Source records
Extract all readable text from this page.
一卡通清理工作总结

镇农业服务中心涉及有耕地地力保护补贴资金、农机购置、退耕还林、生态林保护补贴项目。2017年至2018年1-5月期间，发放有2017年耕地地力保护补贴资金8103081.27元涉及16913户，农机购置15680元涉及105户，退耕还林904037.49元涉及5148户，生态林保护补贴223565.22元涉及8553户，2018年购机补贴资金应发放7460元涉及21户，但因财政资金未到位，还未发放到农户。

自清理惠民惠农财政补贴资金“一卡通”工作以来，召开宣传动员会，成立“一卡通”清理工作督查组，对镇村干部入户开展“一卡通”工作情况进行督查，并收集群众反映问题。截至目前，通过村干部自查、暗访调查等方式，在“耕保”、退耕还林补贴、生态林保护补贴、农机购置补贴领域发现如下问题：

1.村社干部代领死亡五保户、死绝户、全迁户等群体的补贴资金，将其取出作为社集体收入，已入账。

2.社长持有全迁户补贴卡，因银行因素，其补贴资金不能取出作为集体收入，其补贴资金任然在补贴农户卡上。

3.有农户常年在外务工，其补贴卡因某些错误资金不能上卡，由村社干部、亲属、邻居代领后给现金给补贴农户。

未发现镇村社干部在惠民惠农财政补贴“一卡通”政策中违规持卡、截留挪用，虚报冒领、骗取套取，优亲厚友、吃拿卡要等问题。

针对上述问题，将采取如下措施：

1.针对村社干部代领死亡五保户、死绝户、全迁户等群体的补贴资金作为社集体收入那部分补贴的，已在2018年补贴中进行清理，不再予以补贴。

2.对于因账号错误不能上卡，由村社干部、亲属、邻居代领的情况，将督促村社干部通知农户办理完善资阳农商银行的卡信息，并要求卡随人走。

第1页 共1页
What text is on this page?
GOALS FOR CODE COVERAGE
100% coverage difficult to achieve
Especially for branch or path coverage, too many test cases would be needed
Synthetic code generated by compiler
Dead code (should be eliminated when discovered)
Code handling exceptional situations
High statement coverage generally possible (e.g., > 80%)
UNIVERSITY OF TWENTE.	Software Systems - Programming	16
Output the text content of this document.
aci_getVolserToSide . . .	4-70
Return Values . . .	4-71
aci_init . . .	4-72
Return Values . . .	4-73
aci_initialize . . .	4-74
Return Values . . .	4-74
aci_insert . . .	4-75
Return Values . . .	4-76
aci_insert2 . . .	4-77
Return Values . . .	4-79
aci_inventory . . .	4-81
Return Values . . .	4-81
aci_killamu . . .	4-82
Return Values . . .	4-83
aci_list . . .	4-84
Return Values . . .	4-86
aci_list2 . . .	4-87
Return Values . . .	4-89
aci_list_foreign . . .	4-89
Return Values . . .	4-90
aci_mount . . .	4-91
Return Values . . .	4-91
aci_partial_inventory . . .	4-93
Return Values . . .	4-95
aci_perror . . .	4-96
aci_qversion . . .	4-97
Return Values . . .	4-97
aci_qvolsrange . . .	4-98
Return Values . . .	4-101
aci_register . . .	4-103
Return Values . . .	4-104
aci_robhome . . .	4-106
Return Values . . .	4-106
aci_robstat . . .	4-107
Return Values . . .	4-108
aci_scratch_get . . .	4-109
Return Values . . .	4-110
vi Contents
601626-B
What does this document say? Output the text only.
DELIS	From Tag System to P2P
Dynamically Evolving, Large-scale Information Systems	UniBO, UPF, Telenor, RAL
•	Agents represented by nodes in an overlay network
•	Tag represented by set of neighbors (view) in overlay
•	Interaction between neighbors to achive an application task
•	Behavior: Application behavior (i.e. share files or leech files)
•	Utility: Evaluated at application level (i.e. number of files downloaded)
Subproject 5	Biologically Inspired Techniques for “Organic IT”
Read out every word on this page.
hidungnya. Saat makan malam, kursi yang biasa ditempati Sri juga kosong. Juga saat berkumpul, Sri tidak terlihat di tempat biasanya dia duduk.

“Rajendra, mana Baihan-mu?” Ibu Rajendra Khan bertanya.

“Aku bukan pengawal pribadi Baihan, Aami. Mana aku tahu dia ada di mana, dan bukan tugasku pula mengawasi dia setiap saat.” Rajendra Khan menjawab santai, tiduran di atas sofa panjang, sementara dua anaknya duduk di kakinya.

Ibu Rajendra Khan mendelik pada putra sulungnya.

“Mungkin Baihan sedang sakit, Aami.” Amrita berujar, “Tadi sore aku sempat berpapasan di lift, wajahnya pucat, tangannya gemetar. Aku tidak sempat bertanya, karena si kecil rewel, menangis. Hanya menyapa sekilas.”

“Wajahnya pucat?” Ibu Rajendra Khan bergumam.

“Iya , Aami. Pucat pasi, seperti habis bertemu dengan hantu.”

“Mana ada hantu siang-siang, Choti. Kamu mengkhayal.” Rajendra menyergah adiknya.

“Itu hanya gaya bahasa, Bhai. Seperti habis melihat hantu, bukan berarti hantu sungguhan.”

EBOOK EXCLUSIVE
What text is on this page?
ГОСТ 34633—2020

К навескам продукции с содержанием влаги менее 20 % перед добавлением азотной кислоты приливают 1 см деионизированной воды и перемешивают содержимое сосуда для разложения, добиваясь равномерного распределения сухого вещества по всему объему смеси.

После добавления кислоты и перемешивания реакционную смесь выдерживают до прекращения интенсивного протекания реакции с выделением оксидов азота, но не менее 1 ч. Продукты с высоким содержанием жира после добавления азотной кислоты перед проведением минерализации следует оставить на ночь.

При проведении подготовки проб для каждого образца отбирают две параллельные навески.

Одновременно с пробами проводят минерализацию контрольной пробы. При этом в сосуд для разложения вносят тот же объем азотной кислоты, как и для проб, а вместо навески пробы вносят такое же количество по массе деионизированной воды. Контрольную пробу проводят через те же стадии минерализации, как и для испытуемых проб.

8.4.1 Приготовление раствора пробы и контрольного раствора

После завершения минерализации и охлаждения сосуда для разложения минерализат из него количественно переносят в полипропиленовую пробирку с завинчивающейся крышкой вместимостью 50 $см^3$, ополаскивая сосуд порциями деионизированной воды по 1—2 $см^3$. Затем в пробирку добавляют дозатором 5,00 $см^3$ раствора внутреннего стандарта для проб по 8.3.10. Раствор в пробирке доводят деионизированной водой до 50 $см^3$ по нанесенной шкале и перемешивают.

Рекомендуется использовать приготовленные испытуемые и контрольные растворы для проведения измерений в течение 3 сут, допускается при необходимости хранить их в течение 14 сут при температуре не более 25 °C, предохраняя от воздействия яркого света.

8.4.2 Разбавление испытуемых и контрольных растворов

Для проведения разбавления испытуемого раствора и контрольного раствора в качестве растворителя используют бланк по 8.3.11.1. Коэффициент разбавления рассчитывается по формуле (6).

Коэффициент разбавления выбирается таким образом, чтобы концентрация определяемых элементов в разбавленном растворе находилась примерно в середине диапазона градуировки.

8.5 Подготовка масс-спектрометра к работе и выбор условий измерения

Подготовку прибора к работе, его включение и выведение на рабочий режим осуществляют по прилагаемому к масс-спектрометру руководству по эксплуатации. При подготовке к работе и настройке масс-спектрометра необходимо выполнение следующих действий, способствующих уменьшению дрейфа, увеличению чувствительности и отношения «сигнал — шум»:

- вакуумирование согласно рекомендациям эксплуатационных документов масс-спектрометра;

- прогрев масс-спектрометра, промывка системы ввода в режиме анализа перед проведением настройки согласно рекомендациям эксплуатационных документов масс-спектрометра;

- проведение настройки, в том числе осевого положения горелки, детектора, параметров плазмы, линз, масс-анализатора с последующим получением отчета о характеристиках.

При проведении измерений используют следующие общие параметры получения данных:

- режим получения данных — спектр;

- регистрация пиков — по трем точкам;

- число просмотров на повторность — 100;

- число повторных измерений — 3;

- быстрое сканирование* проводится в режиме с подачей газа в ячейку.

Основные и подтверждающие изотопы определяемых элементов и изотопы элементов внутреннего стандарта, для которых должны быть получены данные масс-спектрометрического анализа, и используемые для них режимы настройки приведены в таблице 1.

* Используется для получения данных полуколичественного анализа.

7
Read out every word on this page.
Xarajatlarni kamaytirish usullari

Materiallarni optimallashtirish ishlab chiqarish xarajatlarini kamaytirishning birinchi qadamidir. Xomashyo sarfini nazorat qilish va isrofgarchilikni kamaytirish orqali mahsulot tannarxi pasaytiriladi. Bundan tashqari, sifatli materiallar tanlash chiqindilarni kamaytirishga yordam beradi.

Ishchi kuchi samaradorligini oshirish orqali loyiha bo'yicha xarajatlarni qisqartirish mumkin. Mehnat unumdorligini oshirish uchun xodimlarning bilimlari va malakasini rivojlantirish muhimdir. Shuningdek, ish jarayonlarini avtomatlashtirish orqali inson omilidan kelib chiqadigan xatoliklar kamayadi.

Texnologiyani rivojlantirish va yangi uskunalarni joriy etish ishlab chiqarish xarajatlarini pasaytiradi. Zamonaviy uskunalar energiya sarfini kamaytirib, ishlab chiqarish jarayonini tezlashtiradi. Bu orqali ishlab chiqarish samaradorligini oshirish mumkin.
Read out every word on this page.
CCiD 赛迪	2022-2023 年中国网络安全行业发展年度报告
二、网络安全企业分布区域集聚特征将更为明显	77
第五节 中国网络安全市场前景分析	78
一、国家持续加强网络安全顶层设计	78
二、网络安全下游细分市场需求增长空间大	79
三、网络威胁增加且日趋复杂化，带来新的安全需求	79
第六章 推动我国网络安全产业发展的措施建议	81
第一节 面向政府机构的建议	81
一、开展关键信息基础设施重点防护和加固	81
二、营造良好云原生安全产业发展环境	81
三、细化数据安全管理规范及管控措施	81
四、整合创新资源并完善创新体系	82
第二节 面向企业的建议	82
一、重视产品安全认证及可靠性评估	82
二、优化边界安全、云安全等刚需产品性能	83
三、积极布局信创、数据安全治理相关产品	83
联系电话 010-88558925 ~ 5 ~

WRITTEN PROBLEM:
Copy, from the material, each line that holds the string "менее".

TASK ANSWER:
К навескам продукции с содержанием влаги менее 20 % перед добавлением азотной кислоты приливают 1 см деионизированной воды и перемешивают содержимое сосуда для разложения, добиваясь равномерного распределения сухого вещества по всему объему смеси.
После добавления кислоты и перемешивания реакционную смесь выдерживают до прекращения интенсивного протекания реакции с выделением оксидов азота, но не менее 1 ч. Продукты с высоким содержанием жира после добавления азотной кислоты перед проведением минерализации следует оставить на ночь.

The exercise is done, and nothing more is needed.